## MATERIAL FOR THIS EXERCISE:

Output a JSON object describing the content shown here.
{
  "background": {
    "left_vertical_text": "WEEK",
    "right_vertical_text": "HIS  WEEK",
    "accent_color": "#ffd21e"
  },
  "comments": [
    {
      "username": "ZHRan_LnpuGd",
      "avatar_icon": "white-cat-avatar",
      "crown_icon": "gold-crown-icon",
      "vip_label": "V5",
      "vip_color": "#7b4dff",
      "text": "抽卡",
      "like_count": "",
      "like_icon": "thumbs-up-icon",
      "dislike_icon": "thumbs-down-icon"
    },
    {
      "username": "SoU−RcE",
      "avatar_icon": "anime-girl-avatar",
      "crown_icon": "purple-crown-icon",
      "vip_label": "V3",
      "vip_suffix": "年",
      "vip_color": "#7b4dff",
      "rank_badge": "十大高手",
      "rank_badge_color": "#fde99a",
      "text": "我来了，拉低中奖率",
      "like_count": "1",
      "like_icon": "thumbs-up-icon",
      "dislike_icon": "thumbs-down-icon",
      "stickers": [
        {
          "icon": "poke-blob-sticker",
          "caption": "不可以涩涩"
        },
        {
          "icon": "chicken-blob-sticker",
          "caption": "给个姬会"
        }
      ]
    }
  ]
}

## PROMPT:
Recopy the entries above in their entirety, exactly.

## SOLUTION FOR THIS PROBLEM:
Output a JSON object describing the content shown here.
{
  "background": {
    "left_vertical_text": "WEEK",
    "right_vertical_text": "HIS  WEEK",
    "accent_color": "#ffd21e"
  },
  "comments": [
    {
      "username": "ZHRan_LnpuGd",
      "avatar_icon": "white-cat-avatar",
      "crown_icon": "gold-crown-icon",
      "vip_label": "V5",
      "vip_color": "#7b4dff",
      "text": "抽卡",
      "like_count": "",
      "like_icon": "thumbs-up-icon",
      "dislike_icon": "thumbs-down-icon"
    },
    {
      "username": "SoU−RcE",
      "avatar_icon": "anime-girl-avatar",
      "crown_icon": "purple-crown-icon",
      "vip_label": "V3",
      "vip_suffix": "年",
      "vip_color": "#7b4dff",
      "rank_badge": "十大高手",
      "rank_badge_color": "#fde99a",
      "text": "我来了，拉低中奖率",
      "like_count": "1",
      "like_icon": "thumbs-up-icon",
      "dislike_icon": "thumbs-down-icon",
      "stickers": [
        {
          "icon": "poke-blob-sticker",
          "caption": "不可以涩涩"
        },
        {
          "icon": "chicken-blob-sticker",
          "caption": "给个姬会"
        }
      ]
    }
  ]
}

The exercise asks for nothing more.